:: Prompt ::
Would you copy out the whole listing exactly as given?

:: Record excerpts ::

==============================

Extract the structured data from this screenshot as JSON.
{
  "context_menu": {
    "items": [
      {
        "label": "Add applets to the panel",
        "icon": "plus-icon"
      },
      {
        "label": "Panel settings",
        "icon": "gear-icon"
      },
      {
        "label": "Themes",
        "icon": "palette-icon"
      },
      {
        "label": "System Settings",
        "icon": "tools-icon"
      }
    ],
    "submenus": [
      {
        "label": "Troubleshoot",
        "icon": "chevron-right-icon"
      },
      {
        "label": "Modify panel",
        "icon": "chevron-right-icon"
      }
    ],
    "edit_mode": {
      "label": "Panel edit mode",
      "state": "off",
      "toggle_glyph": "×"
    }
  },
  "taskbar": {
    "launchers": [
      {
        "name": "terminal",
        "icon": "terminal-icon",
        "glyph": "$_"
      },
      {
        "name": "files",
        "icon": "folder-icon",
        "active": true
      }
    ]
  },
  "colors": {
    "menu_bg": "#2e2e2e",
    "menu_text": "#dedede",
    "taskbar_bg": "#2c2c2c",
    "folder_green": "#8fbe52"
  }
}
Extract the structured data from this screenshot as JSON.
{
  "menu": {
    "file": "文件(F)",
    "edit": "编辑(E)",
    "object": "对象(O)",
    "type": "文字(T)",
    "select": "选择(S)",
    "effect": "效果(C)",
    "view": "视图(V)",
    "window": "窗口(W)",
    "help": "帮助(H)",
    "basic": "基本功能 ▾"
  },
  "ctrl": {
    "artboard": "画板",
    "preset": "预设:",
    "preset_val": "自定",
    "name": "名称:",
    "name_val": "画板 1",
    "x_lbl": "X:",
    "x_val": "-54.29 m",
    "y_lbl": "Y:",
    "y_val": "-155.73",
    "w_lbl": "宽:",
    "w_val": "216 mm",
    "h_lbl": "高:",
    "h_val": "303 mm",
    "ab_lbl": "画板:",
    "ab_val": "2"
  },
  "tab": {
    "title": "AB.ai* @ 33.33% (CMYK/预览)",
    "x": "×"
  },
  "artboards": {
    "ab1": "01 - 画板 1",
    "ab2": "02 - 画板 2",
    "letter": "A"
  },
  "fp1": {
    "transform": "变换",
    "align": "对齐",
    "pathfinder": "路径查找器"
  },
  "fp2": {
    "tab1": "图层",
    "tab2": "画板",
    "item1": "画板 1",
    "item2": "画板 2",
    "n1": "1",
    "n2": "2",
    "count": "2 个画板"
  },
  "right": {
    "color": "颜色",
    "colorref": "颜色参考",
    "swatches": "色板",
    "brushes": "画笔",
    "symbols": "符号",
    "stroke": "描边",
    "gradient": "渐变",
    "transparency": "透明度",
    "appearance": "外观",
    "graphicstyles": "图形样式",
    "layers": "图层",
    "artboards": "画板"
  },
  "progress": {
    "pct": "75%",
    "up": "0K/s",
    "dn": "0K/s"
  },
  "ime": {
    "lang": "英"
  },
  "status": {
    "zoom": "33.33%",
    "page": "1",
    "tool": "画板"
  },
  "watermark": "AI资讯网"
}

==============================

:: Problem solution ::
Extract the structured data from this screenshot as JSON.
{
  "context_menu": {
    "items": [
      {
        "label": "Add applets to the panel",
        "icon": "plus-icon"
      },
      {
        "label": "Panel settings",
        "icon": "gear-icon"
      },
      {
        "label": "Themes",
        "icon": "palette-icon"
      },
      {
        "label": "System Settings",
        "icon": "tools-icon"
      }
    ],
    "submenus": [
      {
        "label": "Troubleshoot",
        "icon": "chevron-right-icon"
      },
      {
        "label": "Modify panel",
        "icon": "chevron-right-icon"
      }
    ],
    "edit_mode": {
      "label": "Panel edit mode",
      "state": "off",
      "toggle_glyph": "×"
    }
  },
  "taskbar": {
    "launchers": [
      {
        "name": "terminal",
        "icon": "terminal-icon",
        "glyph": "$_"
      },
      {
        "name": "files",
        "icon": "folder-icon",
        "active": true
      }
    ]
  },
  "colors": {
    "menu_bg": "#2e2e2e",
    "menu_text": "#dedede",
    "taskbar_bg": "#2c2c2c",
    "folder_green": "#8fbe52"
  }
}
Extract the structured data from this screenshot as JSON.
{
  "menu": {
    "file": "文件(F)",
    "edit": "编辑(E)",
    "object": "对象(O)",
    "type": "文字(T)",
    "select": "选择(S)",
    "effect": "效果(C)",
    "view": "视图(V)",
    "window": "窗口(W)",
    "help": "帮助(H)",
    "basic": "基本功能 ▾"
  },
  "ctrl": {
    "artboard": "画板",
    "preset": "预设:",
    "preset_val": "自定",
    "name": "名称:",
    "name_val": "画板 1",
    "x_lbl": "X:",
    "x_val": "-54.29 m",
    "y_lbl": "Y:",
    "y_val": "-155.73",
    "w_lbl": "宽:",
    "w_val": "216 mm",
    "h_lbl": "高:",
    "h_val": "303 mm",
    "ab_lbl": "画板:",
    "ab_val": "2"
  },
  "tab": {
    "title": "AB.ai* @ 33.33% (CMYK/预览)",
    "x": "×"
  },
  "artboards": {
    "ab1": "01 - 画板 1",
    "ab2": "02 - 画板 2",
    "letter": "A"
  },
  "fp1": {
    "transform": "变换",
    "align": "对齐",
    "pathfinder": "路径查找器"
  },
  "fp2": {
    "tab1": "图层",
    "tab2": "画板",
    "item1": "画板 1",
    "item2": "画板 2",
    "n1": "1",
    "n2": "2",
    "count": "2 个画板"
  },
  "right": {
    "color": "颜色",
    "colorref": "颜色参考",
    "swatches": "色板",
    "brushes": "画笔",
    "symbols": "符号",
    "stroke": "描边",
    "gradient": "渐变",
    "transparency": "透明度",
    "appearance": "外观",
    "graphicstyles": "图形样式",
    "layers": "图层",
    "artboards": "画板"
  },
  "progress": {
    "pct": "75%",
    "up": "0K/s",
    "dn": "0K/s"
  },
  "ime": {
    "lang": "英"
  },
  "status": {
    "zoom": "33.33%",
    "page": "1",
    "tool": "画板"
  },
  "watermark": "AI资讯网"
}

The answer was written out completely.